> _Request_:
Report the count of lines below in which the string "Warping" occurs; include nothing else.

Stored entries:
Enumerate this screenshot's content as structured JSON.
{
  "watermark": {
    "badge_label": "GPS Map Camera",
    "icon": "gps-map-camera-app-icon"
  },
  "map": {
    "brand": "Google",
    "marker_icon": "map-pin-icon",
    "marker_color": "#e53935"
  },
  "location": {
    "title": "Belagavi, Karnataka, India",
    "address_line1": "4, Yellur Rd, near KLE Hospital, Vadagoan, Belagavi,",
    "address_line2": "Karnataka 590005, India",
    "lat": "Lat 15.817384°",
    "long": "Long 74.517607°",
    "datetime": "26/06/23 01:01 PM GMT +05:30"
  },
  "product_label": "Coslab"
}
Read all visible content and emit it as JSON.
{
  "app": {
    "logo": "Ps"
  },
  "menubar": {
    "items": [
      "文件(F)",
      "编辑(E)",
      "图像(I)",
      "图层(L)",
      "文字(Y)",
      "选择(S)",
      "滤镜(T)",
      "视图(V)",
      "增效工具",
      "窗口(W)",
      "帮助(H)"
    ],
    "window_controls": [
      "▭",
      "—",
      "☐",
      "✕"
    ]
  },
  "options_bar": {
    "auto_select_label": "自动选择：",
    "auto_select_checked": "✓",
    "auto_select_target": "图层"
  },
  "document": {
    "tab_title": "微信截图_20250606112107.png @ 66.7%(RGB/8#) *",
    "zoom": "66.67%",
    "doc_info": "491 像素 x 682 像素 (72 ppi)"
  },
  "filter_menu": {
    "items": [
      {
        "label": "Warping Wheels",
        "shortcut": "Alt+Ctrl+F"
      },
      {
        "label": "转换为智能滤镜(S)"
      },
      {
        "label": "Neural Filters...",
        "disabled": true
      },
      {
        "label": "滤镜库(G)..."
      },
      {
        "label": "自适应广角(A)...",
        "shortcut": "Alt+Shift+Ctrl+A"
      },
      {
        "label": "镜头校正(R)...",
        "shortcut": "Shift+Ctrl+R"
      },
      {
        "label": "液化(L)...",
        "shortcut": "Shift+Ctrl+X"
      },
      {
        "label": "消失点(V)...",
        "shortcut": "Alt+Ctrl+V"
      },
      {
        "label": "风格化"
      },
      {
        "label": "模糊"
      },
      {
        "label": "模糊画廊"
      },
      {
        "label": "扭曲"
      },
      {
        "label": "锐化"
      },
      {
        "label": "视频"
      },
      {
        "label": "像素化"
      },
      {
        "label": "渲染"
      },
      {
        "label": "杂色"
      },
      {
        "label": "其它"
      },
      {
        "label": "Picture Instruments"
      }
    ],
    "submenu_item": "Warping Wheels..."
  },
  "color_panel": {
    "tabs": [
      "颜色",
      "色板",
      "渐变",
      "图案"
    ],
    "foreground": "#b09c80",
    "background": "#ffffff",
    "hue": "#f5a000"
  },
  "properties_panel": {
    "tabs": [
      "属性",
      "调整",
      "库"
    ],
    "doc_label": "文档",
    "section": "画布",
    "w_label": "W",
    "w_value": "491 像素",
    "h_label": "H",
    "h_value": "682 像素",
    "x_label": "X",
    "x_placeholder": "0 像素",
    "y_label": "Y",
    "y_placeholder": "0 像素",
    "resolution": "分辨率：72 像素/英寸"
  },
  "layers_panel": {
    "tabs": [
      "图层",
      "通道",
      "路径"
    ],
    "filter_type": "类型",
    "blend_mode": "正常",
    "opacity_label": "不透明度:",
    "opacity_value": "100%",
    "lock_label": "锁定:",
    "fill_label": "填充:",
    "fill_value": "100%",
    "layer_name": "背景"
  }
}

> _The solution_:
2